Task to carry out. Copy out the lines from the start of the records through the line containing "message-cell: Dec 20, 2020", reproducing each one precisely, with both ends included.

Extracted records:
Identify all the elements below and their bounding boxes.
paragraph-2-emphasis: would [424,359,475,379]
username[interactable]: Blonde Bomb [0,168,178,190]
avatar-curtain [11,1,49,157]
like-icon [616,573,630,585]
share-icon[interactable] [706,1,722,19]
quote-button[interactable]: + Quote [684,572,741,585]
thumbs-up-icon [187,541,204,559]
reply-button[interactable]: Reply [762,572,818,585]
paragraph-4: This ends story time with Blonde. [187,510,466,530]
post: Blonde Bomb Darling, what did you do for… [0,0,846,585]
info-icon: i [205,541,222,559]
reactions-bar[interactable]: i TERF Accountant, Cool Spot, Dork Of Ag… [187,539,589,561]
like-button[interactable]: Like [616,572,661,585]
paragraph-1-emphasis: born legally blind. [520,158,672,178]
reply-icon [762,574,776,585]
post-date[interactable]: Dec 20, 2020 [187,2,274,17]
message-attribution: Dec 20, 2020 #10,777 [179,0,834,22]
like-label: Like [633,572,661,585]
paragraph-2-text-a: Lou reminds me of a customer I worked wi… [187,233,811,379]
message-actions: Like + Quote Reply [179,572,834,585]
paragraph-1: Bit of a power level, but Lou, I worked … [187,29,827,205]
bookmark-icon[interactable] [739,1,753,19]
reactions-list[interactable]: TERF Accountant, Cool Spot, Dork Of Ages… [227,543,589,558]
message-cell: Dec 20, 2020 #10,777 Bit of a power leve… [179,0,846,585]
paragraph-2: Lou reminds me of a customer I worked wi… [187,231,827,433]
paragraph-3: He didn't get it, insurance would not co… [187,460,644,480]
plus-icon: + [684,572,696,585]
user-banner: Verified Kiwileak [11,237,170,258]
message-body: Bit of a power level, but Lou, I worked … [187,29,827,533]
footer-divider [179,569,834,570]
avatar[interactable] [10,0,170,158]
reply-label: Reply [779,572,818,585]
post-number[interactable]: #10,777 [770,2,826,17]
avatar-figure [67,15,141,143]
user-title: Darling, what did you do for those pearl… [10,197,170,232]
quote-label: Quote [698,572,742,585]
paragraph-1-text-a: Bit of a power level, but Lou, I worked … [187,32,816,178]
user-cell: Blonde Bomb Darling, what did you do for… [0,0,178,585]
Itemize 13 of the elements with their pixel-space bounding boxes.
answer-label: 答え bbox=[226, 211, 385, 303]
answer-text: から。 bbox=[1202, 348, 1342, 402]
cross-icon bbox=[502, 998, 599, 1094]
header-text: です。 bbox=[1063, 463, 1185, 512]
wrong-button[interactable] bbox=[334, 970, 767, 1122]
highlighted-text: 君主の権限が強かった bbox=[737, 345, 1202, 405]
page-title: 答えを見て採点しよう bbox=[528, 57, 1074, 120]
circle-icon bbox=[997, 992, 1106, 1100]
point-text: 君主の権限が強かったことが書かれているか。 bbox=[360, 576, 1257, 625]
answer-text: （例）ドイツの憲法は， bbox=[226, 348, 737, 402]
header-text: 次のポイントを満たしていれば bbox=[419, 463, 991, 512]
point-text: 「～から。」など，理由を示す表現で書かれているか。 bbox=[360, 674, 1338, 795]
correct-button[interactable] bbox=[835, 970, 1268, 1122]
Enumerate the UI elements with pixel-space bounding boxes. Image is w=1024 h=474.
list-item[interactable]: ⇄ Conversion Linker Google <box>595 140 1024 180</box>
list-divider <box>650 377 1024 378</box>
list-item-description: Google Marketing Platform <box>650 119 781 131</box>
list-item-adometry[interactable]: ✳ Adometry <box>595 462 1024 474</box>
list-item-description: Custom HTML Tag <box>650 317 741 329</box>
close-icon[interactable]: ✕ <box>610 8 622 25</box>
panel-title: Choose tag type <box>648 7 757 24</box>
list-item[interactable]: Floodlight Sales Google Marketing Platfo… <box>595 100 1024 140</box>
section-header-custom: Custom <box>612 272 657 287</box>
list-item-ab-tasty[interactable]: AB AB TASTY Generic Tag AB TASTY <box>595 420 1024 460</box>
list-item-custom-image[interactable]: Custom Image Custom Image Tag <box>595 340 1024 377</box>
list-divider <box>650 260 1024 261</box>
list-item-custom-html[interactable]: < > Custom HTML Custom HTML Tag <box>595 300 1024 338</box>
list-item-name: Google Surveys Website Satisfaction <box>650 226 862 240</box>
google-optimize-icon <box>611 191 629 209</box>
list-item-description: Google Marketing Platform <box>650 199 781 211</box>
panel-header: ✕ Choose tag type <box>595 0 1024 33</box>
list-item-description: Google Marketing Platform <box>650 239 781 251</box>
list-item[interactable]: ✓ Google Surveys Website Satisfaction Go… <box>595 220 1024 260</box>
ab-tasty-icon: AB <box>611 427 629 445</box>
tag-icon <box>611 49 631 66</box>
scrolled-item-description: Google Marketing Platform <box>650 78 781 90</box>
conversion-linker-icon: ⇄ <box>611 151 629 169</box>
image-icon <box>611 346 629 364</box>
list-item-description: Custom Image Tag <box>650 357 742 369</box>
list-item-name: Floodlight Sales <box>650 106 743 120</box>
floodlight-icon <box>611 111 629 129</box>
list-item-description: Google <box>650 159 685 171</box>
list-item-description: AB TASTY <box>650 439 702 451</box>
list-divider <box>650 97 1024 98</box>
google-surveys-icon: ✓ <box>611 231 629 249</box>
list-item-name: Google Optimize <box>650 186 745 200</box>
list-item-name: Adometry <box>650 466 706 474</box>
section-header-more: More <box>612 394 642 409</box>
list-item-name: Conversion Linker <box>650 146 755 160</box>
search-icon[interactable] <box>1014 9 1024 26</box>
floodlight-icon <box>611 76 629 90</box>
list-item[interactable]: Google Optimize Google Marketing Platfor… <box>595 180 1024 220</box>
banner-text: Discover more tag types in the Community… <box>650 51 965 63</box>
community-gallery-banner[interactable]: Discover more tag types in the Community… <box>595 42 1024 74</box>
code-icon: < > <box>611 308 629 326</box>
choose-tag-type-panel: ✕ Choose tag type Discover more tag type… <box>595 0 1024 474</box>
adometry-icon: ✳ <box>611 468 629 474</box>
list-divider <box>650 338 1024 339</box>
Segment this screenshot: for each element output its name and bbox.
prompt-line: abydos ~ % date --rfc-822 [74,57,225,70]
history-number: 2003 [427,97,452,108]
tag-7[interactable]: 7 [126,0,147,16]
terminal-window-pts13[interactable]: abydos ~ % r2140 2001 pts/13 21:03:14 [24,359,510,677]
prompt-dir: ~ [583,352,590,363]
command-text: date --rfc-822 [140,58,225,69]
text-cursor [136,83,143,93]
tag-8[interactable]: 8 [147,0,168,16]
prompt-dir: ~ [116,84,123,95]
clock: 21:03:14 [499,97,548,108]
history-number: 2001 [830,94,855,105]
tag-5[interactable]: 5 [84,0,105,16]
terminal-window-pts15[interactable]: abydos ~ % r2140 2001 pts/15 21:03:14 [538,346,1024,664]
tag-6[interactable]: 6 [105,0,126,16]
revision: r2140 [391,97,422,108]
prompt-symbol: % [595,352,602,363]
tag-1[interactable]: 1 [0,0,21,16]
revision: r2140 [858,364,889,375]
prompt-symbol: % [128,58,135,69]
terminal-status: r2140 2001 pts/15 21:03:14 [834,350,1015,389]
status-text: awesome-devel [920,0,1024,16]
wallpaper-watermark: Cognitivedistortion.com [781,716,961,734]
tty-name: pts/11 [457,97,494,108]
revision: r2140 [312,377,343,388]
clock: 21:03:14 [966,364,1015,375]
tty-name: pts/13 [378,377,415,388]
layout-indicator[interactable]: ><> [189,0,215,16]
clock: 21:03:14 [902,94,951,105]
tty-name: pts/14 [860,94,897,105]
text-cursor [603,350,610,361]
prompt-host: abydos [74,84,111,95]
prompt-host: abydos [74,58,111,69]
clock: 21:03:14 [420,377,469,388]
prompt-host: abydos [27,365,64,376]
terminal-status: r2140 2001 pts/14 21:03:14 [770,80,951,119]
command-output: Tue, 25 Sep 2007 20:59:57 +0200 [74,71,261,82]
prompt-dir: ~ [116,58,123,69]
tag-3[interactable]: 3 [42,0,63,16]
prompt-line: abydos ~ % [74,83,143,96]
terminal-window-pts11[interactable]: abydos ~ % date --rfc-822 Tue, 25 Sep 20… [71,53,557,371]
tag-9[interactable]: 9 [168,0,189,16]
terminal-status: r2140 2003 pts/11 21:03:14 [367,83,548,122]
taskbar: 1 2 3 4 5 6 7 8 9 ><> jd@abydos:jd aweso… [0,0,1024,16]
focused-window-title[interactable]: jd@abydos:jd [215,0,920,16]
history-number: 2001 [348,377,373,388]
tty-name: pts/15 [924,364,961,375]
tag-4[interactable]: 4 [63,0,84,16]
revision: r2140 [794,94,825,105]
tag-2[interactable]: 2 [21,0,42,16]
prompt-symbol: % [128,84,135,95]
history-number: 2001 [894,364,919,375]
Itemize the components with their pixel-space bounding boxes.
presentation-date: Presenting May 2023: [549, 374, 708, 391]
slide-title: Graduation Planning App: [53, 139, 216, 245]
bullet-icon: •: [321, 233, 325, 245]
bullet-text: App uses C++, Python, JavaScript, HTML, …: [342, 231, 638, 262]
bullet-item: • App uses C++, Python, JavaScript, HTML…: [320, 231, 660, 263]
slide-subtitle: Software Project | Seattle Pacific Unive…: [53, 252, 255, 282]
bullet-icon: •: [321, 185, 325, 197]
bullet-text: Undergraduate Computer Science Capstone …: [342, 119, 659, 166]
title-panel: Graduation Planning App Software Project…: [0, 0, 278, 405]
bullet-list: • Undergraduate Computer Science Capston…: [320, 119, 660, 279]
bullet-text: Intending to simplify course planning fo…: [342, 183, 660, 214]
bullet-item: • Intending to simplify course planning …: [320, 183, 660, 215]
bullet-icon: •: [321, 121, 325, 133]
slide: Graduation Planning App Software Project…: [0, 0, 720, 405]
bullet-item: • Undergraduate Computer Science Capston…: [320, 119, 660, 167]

Solution.
Identify all the elements below and their bounding boxes.
paragraph-2-emphasis: would [424,359,475,379]
username[interactable]: Blonde Bomb [0,168,178,190]
avatar-curtain [11,1,49,157]
like-icon [616,573,630,585]
share-icon[interactable] [706,1,722,19]
quote-button[interactable]: + Quote [684,572,741,585]
thumbs-up-icon [187,541,204,559]
reply-button[interactable]: Reply [762,572,818,585]
paragraph-4: This ends story time with Blonde. [187,510,466,530]
post: Blonde Bomb Darling, what did you do for… [0,0,846,585]
info-icon: i [205,541,222,559]
reactions-bar[interactable]: i TERF Accountant, Cool Spot, Dork Of Ag… [187,539,589,561]
like-button[interactable]: Like [616,572,661,585]
paragraph-1-emphasis: born legally blind. [520,158,672,178]
reply-icon [762,574,776,585]
post-date[interactable]: Dec 20, 2020 [187,2,274,17]
message-attribution: Dec 20, 2020 #10,777 [179,0,834,22]
like-label: Like [633,572,661,585]
paragraph-2-text-a: Lou reminds me of a customer I worked wi… [187,233,811,379]
message-actions: Like + Quote Reply [179,572,834,585]
paragraph-1: Bit of a power level, but Lou, I worked … [187,29,827,205]
bookmark-icon[interactable] [739,1,753,19]
reactions-list[interactable]: TERF Accountant, Cool Spot, Dork Of Ages… [227,543,589,558]
message-cell: Dec 20, 2020 #10,777 Bit of a power leve… [179,0,846,585]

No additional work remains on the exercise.